▶ _Directions_: In the lines below, find how many contain the word "this" and report that figure alone.
━━━ Given records ━━━
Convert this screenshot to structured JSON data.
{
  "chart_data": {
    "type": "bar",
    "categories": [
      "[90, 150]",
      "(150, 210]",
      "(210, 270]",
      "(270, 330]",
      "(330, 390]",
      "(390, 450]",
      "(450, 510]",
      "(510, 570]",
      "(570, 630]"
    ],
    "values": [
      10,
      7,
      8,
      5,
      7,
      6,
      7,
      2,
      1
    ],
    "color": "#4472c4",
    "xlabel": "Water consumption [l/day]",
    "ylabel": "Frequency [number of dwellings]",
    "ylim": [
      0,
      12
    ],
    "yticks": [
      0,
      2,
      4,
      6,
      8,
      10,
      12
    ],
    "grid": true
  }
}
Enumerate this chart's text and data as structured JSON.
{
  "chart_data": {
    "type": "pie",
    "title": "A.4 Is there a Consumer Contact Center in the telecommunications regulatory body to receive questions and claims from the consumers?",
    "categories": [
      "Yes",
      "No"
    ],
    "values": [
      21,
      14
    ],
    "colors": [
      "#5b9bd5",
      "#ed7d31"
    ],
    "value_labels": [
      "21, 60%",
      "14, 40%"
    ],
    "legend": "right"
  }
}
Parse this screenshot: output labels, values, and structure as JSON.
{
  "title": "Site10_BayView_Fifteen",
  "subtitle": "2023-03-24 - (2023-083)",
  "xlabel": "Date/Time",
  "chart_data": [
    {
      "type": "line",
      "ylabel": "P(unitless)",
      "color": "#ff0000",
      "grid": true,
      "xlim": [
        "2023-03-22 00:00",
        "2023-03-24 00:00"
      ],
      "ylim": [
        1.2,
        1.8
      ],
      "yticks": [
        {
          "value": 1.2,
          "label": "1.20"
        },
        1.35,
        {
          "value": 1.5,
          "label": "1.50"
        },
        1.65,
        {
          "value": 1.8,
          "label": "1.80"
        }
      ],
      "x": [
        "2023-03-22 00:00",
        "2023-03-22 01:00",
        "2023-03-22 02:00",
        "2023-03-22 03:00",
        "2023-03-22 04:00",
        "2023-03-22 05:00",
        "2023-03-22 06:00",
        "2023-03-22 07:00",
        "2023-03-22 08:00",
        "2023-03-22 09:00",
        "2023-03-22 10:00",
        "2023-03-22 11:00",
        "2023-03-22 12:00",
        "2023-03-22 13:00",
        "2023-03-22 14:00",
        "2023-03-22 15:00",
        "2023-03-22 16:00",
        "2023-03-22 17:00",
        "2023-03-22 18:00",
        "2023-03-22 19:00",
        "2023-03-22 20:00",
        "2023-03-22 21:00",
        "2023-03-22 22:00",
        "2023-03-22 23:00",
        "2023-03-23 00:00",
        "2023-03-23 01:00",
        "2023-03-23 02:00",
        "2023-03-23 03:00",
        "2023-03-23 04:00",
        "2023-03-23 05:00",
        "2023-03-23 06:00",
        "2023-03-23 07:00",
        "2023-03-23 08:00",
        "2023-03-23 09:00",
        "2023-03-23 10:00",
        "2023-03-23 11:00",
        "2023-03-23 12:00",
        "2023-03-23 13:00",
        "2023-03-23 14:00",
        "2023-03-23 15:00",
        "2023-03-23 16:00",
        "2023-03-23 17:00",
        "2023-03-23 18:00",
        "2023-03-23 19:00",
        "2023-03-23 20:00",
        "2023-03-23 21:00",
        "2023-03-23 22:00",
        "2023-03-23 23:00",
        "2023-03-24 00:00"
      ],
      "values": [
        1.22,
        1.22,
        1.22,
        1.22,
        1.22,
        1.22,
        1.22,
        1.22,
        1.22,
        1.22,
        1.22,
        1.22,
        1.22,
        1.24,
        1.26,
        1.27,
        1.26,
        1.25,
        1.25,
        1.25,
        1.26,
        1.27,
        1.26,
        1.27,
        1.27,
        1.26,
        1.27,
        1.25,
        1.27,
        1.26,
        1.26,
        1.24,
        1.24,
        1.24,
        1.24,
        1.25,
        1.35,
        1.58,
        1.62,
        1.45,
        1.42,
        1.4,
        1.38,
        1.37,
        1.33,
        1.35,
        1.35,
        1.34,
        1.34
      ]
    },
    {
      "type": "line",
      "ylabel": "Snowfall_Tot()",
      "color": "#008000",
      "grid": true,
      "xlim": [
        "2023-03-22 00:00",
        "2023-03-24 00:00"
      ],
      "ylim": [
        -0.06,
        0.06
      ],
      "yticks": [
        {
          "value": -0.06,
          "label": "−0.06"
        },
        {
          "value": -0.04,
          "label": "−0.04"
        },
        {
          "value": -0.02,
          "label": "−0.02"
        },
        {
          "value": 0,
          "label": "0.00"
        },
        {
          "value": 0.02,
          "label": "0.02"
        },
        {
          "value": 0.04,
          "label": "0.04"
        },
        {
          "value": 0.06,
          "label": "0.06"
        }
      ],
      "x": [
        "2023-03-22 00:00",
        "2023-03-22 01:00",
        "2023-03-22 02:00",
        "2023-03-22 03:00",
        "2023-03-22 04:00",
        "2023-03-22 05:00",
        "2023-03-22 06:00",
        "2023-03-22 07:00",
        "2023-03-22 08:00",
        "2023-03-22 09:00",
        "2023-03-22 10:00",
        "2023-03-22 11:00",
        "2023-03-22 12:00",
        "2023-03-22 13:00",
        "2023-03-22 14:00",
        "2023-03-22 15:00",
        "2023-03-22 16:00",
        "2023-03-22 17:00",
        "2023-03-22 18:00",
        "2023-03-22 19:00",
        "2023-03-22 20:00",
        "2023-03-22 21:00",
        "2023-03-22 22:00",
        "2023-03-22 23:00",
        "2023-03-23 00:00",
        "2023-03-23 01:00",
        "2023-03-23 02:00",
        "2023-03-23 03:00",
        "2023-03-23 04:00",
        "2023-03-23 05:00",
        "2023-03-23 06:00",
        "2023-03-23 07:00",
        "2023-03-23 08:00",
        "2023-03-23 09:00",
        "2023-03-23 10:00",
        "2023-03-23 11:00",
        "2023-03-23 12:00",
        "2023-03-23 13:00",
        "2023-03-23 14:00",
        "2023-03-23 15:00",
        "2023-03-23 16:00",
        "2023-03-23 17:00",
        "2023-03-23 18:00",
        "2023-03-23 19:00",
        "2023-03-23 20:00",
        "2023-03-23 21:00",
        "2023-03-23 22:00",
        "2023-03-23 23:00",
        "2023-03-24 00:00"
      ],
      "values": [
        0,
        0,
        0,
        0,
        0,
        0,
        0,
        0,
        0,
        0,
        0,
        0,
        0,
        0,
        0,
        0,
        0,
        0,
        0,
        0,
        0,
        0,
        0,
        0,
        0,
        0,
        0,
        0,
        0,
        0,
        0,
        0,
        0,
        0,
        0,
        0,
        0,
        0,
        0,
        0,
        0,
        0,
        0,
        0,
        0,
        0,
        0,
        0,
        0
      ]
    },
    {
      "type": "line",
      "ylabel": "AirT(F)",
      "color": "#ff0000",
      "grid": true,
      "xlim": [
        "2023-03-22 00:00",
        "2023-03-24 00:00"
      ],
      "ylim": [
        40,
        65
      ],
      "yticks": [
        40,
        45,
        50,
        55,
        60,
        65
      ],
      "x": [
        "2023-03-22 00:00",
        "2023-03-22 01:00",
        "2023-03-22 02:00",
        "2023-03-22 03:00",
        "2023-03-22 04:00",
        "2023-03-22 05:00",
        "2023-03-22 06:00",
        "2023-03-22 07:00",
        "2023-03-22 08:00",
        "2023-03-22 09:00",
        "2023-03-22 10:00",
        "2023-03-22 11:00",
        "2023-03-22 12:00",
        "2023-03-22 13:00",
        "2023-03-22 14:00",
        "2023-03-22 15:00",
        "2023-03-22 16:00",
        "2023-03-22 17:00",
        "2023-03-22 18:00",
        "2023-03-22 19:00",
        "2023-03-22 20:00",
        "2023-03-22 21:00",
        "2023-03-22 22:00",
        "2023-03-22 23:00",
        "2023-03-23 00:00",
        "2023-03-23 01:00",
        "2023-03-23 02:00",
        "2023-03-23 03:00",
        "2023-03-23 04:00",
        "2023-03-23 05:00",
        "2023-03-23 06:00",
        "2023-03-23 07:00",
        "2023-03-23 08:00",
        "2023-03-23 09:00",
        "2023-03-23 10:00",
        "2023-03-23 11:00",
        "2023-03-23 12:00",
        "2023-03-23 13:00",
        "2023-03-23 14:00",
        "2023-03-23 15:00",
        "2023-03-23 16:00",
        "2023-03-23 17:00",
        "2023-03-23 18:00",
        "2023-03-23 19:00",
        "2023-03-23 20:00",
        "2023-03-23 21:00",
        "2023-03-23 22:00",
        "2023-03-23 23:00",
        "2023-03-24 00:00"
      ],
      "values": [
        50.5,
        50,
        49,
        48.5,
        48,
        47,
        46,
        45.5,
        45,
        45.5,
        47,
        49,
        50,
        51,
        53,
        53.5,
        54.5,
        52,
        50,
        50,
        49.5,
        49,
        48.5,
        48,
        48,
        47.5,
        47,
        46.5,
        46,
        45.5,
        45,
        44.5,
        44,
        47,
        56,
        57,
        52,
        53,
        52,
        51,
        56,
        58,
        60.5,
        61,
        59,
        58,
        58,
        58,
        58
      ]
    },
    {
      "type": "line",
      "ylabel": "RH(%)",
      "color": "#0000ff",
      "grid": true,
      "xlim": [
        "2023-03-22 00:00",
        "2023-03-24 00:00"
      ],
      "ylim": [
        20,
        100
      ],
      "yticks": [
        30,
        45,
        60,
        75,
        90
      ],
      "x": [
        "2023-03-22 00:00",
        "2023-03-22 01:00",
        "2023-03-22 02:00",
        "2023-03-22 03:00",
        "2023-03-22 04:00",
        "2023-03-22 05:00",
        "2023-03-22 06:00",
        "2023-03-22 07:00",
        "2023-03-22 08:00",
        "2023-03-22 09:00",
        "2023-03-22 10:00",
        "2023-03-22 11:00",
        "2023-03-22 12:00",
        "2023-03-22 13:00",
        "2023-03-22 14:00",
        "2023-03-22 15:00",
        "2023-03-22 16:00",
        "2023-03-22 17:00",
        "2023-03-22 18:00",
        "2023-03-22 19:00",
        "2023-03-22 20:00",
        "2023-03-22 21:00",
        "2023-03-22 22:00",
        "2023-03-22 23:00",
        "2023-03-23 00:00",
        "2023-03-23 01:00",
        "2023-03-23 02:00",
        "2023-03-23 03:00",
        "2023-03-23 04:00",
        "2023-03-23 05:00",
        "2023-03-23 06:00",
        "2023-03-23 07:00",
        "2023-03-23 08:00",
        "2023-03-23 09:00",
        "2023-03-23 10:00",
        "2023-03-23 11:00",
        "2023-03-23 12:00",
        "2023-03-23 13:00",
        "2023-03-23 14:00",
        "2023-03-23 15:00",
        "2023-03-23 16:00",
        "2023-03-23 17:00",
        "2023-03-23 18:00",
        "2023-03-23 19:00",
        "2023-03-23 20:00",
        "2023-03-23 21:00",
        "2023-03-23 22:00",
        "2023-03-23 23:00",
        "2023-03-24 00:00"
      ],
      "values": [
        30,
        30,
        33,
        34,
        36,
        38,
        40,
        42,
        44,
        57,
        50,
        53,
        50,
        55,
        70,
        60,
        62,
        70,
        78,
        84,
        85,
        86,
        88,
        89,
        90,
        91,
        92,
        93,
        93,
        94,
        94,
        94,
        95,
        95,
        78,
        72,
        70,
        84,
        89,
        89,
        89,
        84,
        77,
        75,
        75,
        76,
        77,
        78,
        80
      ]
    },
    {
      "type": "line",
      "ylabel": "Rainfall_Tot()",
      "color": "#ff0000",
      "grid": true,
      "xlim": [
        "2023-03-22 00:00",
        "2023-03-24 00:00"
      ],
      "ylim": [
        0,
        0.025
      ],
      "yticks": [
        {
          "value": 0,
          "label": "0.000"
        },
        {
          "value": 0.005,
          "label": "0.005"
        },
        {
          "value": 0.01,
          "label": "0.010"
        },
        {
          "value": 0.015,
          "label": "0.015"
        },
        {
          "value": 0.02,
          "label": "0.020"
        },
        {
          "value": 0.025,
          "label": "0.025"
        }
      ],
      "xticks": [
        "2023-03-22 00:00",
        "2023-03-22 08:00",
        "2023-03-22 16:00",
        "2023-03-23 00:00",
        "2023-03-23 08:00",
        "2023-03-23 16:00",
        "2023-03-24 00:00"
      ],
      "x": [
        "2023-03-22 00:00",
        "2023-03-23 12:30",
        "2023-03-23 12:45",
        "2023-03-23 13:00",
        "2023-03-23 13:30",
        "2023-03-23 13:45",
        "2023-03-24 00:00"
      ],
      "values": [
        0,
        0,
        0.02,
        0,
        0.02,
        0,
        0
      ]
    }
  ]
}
━━━
▶ _Output of the exercise_: 3